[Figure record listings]
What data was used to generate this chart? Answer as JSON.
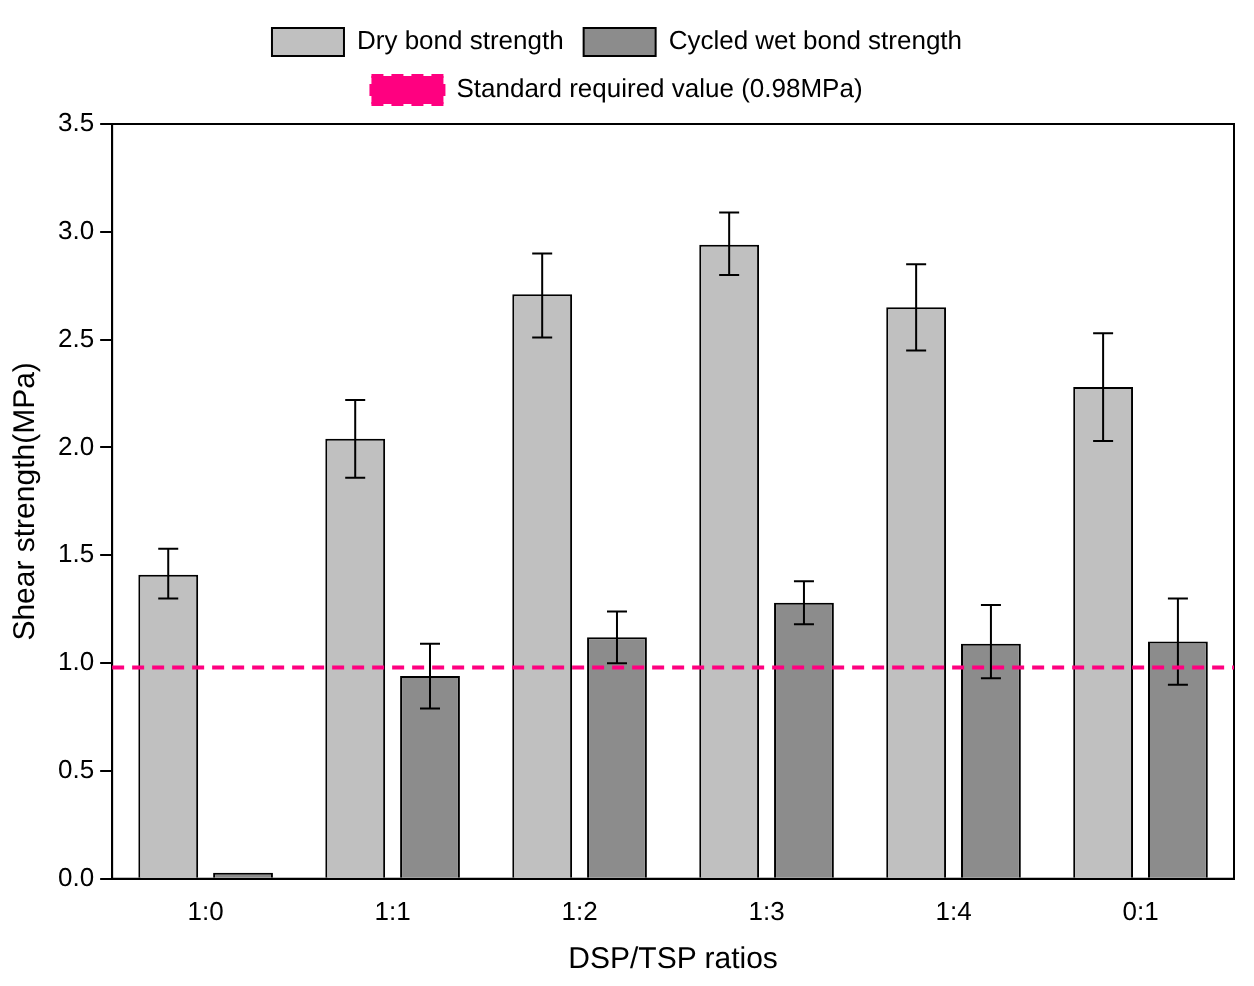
{
  "chart_data": {
    "type": "bar",
    "xlabel": "DSP/TSP ratios",
    "ylabel": "Shear strength(MPa)",
    "categories": [
      "1:0",
      "1:1",
      "1:2",
      "1:3",
      "1:4",
      "0:1"
    ],
    "series": [
      {
        "name": "Dry bond strength",
        "color": "#c0c0c0",
        "values": [
          1.41,
          2.04,
          2.71,
          2.94,
          2.65,
          2.28
        ],
        "errors": [
          [
            1.3,
            1.53
          ],
          [
            1.86,
            2.22
          ],
          [
            2.51,
            2.9
          ],
          [
            2.8,
            3.09
          ],
          [
            2.45,
            2.85
          ],
          [
            2.03,
            2.53
          ]
        ]
      },
      {
        "name": "Cycled wet bond strength",
        "color": "#8c8c8c",
        "values": [
          0.01,
          0.94,
          1.12,
          1.28,
          1.09,
          1.1
        ],
        "errors": [
          null,
          [
            0.79,
            1.09
          ],
          [
            1.0,
            1.24
          ],
          [
            1.18,
            1.38
          ],
          [
            0.93,
            1.27
          ],
          [
            0.9,
            1.3
          ]
        ]
      }
    ],
    "ylim": [
      0,
      3.5
    ],
    "yticks": [
      {
        "value": 0,
        "label": "0.0"
      },
      0.5,
      {
        "value": 1,
        "label": "1.0"
      },
      1.5,
      {
        "value": 2,
        "label": "2.0"
      },
      2.5,
      {
        "value": 3,
        "label": "3.0"
      },
      3.5
    ],
    "ref_lines": [
      {
        "axis": "y",
        "value": 0.98,
        "label": "Standard required value (0.98MPa)",
        "color": "#ff0080",
        "line_style": "dashed"
      }
    ],
    "legend": "top",
    "grid": false
  }
}
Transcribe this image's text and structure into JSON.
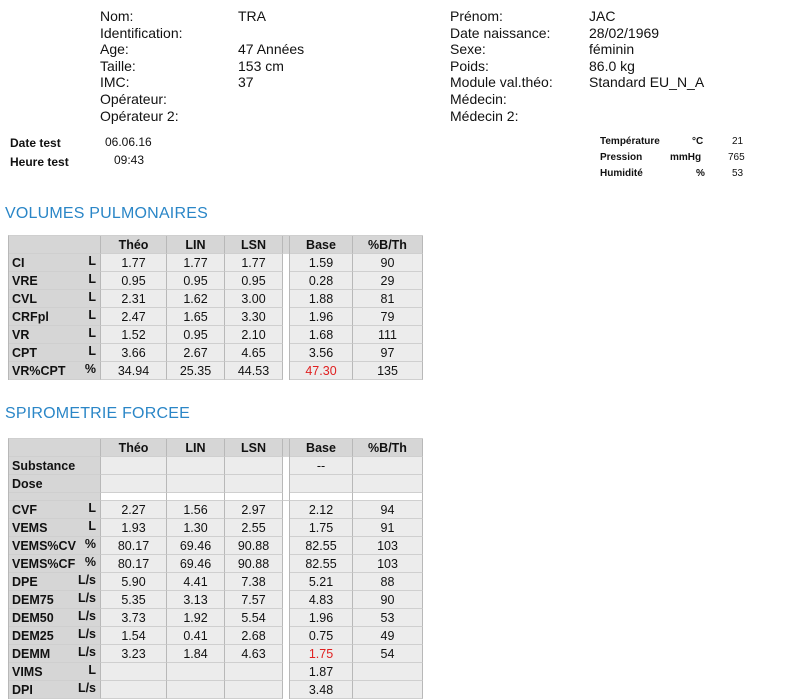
{
  "patient": {
    "left": [
      {
        "label": "Nom:",
        "value": "TRA"
      },
      {
        "label": "Identification:",
        "value": ""
      },
      {
        "label": "Age:",
        "value": "47 Années"
      },
      {
        "label": "Taille:",
        "value": "153 cm"
      },
      {
        "label": "IMC:",
        "value": "37"
      },
      {
        "label": "Opérateur:",
        "value": ""
      },
      {
        "label": "Opérateur 2:",
        "value": ""
      }
    ],
    "right": [
      {
        "label": "Prénom:",
        "value": "JAC"
      },
      {
        "label": "Date naissance:",
        "value": "28/02/1969"
      },
      {
        "label": "Sexe:",
        "value": "féminin"
      },
      {
        "label": "Poids:",
        "value": "86.0 kg"
      },
      {
        "label": "Module val.théo:",
        "value": "Standard EU_N_A"
      },
      {
        "label": "Médecin:",
        "value": ""
      },
      {
        "label": "Médecin 2:",
        "value": ""
      }
    ]
  },
  "test": {
    "date_label": "Date test",
    "date_value": "06.06.16",
    "time_label": "Heure test",
    "time_value": "09:43"
  },
  "conditions": [
    {
      "label": "Température",
      "unit": "°C",
      "value": "21"
    },
    {
      "label": "Pression",
      "unit": "mmHg",
      "value": "765"
    },
    {
      "label": "Humidité",
      "unit": "%",
      "value": "53"
    }
  ],
  "volumes": {
    "title": "VOLUMES PULMONAIRES",
    "columns": [
      "Théo",
      "LIN",
      "LSN",
      "Base",
      "%B/Th"
    ],
    "rows": [
      {
        "name": "CI",
        "unit": "L",
        "theo": "1.77",
        "lin": "1.77",
        "lsn": "1.77",
        "base": "1.59",
        "pct": "90"
      },
      {
        "name": "VRE",
        "unit": "L",
        "theo": "0.95",
        "lin": "0.95",
        "lsn": "0.95",
        "base": "0.28",
        "pct": "29"
      },
      {
        "name": "CVL",
        "unit": "L",
        "theo": "2.31",
        "lin": "1.62",
        "lsn": "3.00",
        "base": "1.88",
        "pct": "81"
      },
      {
        "name": "CRFpl",
        "unit": "L",
        "theo": "2.47",
        "lin": "1.65",
        "lsn": "3.30",
        "base": "1.96",
        "pct": "79"
      },
      {
        "name": "VR",
        "unit": "L",
        "theo": "1.52",
        "lin": "0.95",
        "lsn": "2.10",
        "base": "1.68",
        "pct": "111"
      },
      {
        "name": "CPT",
        "unit": "L",
        "theo": "3.66",
        "lin": "2.67",
        "lsn": "4.65",
        "base": "3.56",
        "pct": "97"
      },
      {
        "name": "VR%CPT",
        "unit": "%",
        "theo": "34.94",
        "lin": "25.35",
        "lsn": "44.53",
        "base": "47.30",
        "pct": "135",
        "base_flag": true
      }
    ]
  },
  "spiro": {
    "title": "SPIROMETRIE FORCEE",
    "columns": [
      "Théo",
      "LIN",
      "LSN",
      "Base",
      "%B/Th"
    ],
    "top_rows": [
      {
        "name": "Substance",
        "unit": "",
        "theo": "",
        "lin": "",
        "lsn": "",
        "base": "--",
        "pct": ""
      },
      {
        "name": "Dose",
        "unit": "",
        "theo": "",
        "lin": "",
        "lsn": "",
        "base": "",
        "pct": ""
      }
    ],
    "rows": [
      {
        "name": "CVF",
        "unit": "L",
        "theo": "2.27",
        "lin": "1.56",
        "lsn": "2.97",
        "base": "2.12",
        "pct": "94"
      },
      {
        "name": "VEMS",
        "unit": "L",
        "theo": "1.93",
        "lin": "1.30",
        "lsn": "2.55",
        "base": "1.75",
        "pct": "91"
      },
      {
        "name": "VEMS%CV",
        "unit": "%",
        "theo": "80.17",
        "lin": "69.46",
        "lsn": "90.88",
        "base": "82.55",
        "pct": "103"
      },
      {
        "name": "VEMS%CF",
        "unit": "%",
        "theo": "80.17",
        "lin": "69.46",
        "lsn": "90.88",
        "base": "82.55",
        "pct": "103"
      },
      {
        "name": "DPE",
        "unit": "L/s",
        "theo": "5.90",
        "lin": "4.41",
        "lsn": "7.38",
        "base": "5.21",
        "pct": "88"
      },
      {
        "name": "DEM75",
        "unit": "L/s",
        "theo": "5.35",
        "lin": "3.13",
        "lsn": "7.57",
        "base": "4.83",
        "pct": "90"
      },
      {
        "name": "DEM50",
        "unit": "L/s",
        "theo": "3.73",
        "lin": "1.92",
        "lsn": "5.54",
        "base": "1.96",
        "pct": "53"
      },
      {
        "name": "DEM25",
        "unit": "L/s",
        "theo": "1.54",
        "lin": "0.41",
        "lsn": "2.68",
        "base": "0.75",
        "pct": "49"
      },
      {
        "name": "DEMM",
        "unit": "L/s",
        "theo": "3.23",
        "lin": "1.84",
        "lsn": "4.63",
        "base": "1.75",
        "pct": "54",
        "base_flag": true
      },
      {
        "name": "VIMS",
        "unit": "L",
        "theo": "",
        "lin": "",
        "lsn": "",
        "base": "1.87",
        "pct": ""
      },
      {
        "name": "DPI",
        "unit": "L/s",
        "theo": "",
        "lin": "",
        "lsn": "",
        "base": "3.48",
        "pct": ""
      }
    ]
  },
  "colors": {
    "section_title": "#2a86c7",
    "flag": "#e02020",
    "header_bg": "#d6d6d6",
    "cell_bg": "#ececec"
  }
}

* [Short exercise]: Every record must be copied exactly, with images dropped from the result.

* [Response below]:
What data was used to generate this chart? Answer as JSON.
{
  "chart_data": {
    "type": "bar",
    "xlabel": "DSP/TSP ratios",
    "ylabel": "Shear strength(MPa)",
    "categories": [
      "1:0",
      "1:1",
      "1:2",
      "1:3",
      "1:4",
      "0:1"
    ],
    "series": [
      {
        "name": "Dry bond strength",
        "color": "#c0c0c0",
        "values": [
          1.41,
          2.04,
          2.71,
          2.94,
          2.65,
          2.28
        ],
        "errors": [
          [
            1.3,
            1.53
          ],
          [
            1.86,
            2.22
          ],
          [
            2.51,
            2.9
          ],
          [
            2.8,
            3.09
          ],
          [
            2.45,
            2.85
          ],
          [
            2.03,
            2.53
          ]
        ]
      },
      {
        "name": "Cycled wet bond strength",
        "color": "#8c8c8c",
        "values": [
          0.01,
          0.94,
          1.12,
          1.28,
          1.09,
          1.1
        ],
        "errors": [
          null,
          [
            0.79,
            1.09
          ],
          [
            1.0,
            1.24
          ],
          [
            1.18,
            1.38
          ],
          [
            0.93,
            1.27
          ],
          [
            0.9,
            1.3
          ]
        ]
      }
    ],
    "ylim": [
      0,
      3.5
    ],
    "yticks": [
      {
        "value": 0,
        "label": "0.0"
      },
      0.5,
      {
        "value": 1,
        "label": "1.0"
      },
      1.5,
      {
        "value": 2,
        "label": "2.0"
      },
      2.5,
      {
        "value": 3,
        "label": "3.0"
      },
      3.5
    ],
    "ref_lines": [
      {
        "axis": "y",
        "value": 0.98,
        "label": "Standard required value (0.98MPa)",
        "color": "#ff0080",
        "line_style": "dashed"
      }
    ],
    "legend": "top",
    "grid": false
  }
}
Transcribe this image's text and structure into JSON.
{
  "patient": {
    "left": [
      {
        "label": "Nom:",
        "value": "TRA"
      },
      {
        "label": "Identification:",
        "value": ""
      },
      {
        "label": "Age:",
        "value": "47 Années"
      },
      {
        "label": "Taille:",
        "value": "153 cm"
      },
      {
        "label": "IMC:",
        "value": "37"
      },
      {
        "label": "Opérateur:",
        "value": ""
      },
      {
        "label": "Opérateur 2:",
        "value": ""
      }
    ],
    "right": [
      {
        "label": "Prénom:",
        "value": "JAC"
      },
      {
        "label": "Date naissance:",
        "value": "28/02/1969"
      },
      {
        "label": "Sexe:",
        "value": "féminin"
      },
      {
        "label": "Poids:",
        "value": "86.0 kg"
      },
      {
        "label": "Module val.théo:",
        "value": "Standard EU_N_A"
      },
      {
        "label": "Médecin:",
        "value": ""
      },
      {
        "label": "Médecin 2:",
        "value": ""
      }
    ]
  },
  "test": {
    "date_label": "Date test",
    "date_value": "06.06.16",
    "time_label": "Heure test",
    "time_value": "09:43"
  },
  "conditions": [
    {
      "label": "Température",
      "unit": "°C",
      "value": "21"
    },
    {
      "label": "Pression",
      "unit": "mmHg",
      "value": "765"
    },
    {
      "label": "Humidité",
      "unit": "%",
      "value": "53"
    }
  ],
  "volumes": {
    "title": "VOLUMES PULMONAIRES",
    "columns": [
      "Théo",
      "LIN",
      "LSN",
      "Base",
      "%B/Th"
    ],
    "rows": [
      {
        "name": "CI",
        "unit": "L",
        "theo": "1.77",
        "lin": "1.77",
        "lsn": "1.77",
        "base": "1.59",
        "pct": "90"
      },
      {
        "name": "VRE",
        "unit": "L",
        "theo": "0.95",
        "lin": "0.95",
        "lsn": "0.95",
        "base": "0.28",
        "pct": "29"
      },
      {
        "name": "CVL",
        "unit": "L",
        "theo": "2.31",
        "lin": "1.62",
        "lsn": "3.00",
        "base": "1.88",
        "pct": "81"
      },
      {
        "name": "CRFpl",
        "unit": "L",
        "theo": "2.47",
        "lin": "1.65",
        "lsn": "3.30",
        "base": "1.96",
        "pct": "79"
      },
      {
        "name": "VR",
        "unit": "L",
        "theo": "1.52",
        "lin": "0.95",
        "lsn": "2.10",
        "base": "1.68",
        "pct": "111"
      },
      {
        "name": "CPT",
        "unit": "L",
        "theo": "3.66",
        "lin": "2.67",
        "lsn": "4.65",
        "base": "3.56",
        "pct": "97"
      },
      {
        "name": "VR%CPT",
        "unit": "%",
        "theo": "34.94",
        "lin": "25.35",
        "lsn": "44.53",
        "base": "47.30",
        "pct": "135",
        "base_flag": true
      }
    ]
  },
  "spiro": {
    "title": "SPIROMETRIE FORCEE",
    "columns": [
      "Théo",
      "LIN",
      "LSN",
      "Base",
      "%B/Th"
    ],
    "top_rows": [
      {
        "name": "Substance",
        "unit": "",
        "theo": "",
        "lin": "",
        "lsn": "",
        "base": "--",
        "pct": ""
      },
      {
        "name": "Dose",
        "unit": "",
        "theo": "",
        "lin": "",
        "lsn": "",
        "base": "",
        "pct": ""
      }
    ],
    "rows": [
      {
        "name": "CVF",
        "unit": "L",
        "theo": "2.27",
        "lin": "1.56",
        "lsn": "2.97",
        "base": "2.12",
        "pct": "94"
      },
      {
        "name": "VEMS",
        "unit": "L",
        "theo": "1.93",
        "lin": "1.30",
        "lsn": "2.55",
        "base": "1.75",
        "pct": "91"
      },
      {
        "name": "VEMS%CV",
        "unit": "%",
        "theo": "80.17",
        "lin": "69.46",
        "lsn": "90.88",
        "base": "82.55",
        "pct": "103"
      },
      {
        "name": "VEMS%CF",
        "unit": "%",
        "theo": "80.17",
        "lin": "69.46",
        "lsn": "90.88",
        "base": "82.55",
        "pct": "103"
      },
      {
        "name": "DPE",
        "unit": "L/s",
        "theo": "5.90",
        "lin": "4.41",
        "lsn": "7.38",
        "base": "5.21",
        "pct": "88"
      },
      {
        "name": "DEM75",
        "unit": "L/s",
        "theo": "5.35",
        "lin": "3.13",
        "lsn": "7.57",
        "base": "4.83",
        "pct": "90"
      },
      {
        "name": "DEM50",
        "unit": "L/s",
        "theo": "3.73",
        "lin": "1.92",
        "lsn": "5.54",
        "base": "1.96",
        "pct": "53"
      },
      {
        "name": "DEM25",
        "unit": "L/s",
        "theo": "1.54",
        "lin": "0.41",
        "lsn": "2.68",
        "base": "0.75",
        "pct": "49"
      },
      {
        "name": "DEMM",
        "unit": "L/s",
        "theo": "3.23",
        "lin": "1.84",
        "lsn": "4.63",
        "base": "1.75",
        "pct": "54",
        "base_flag": true
      },
      {
        "name": "VIMS",
        "unit": "L",
        "theo": "",
        "lin": "",
        "lsn": "",
        "base": "1.87",
        "pct": ""
      },
      {
        "name": "DPI",
        "unit": "L/s",
        "theo": "",
        "lin": "",
        "lsn": "",
        "base": "3.48",
        "pct": ""
      }
    ]
  },
  "colors": {
    "section_title": "#2a86c7",
    "flag": "#e02020",
    "header_bg": "#d6d6d6",
    "cell_bg": "#ececec"
  }
}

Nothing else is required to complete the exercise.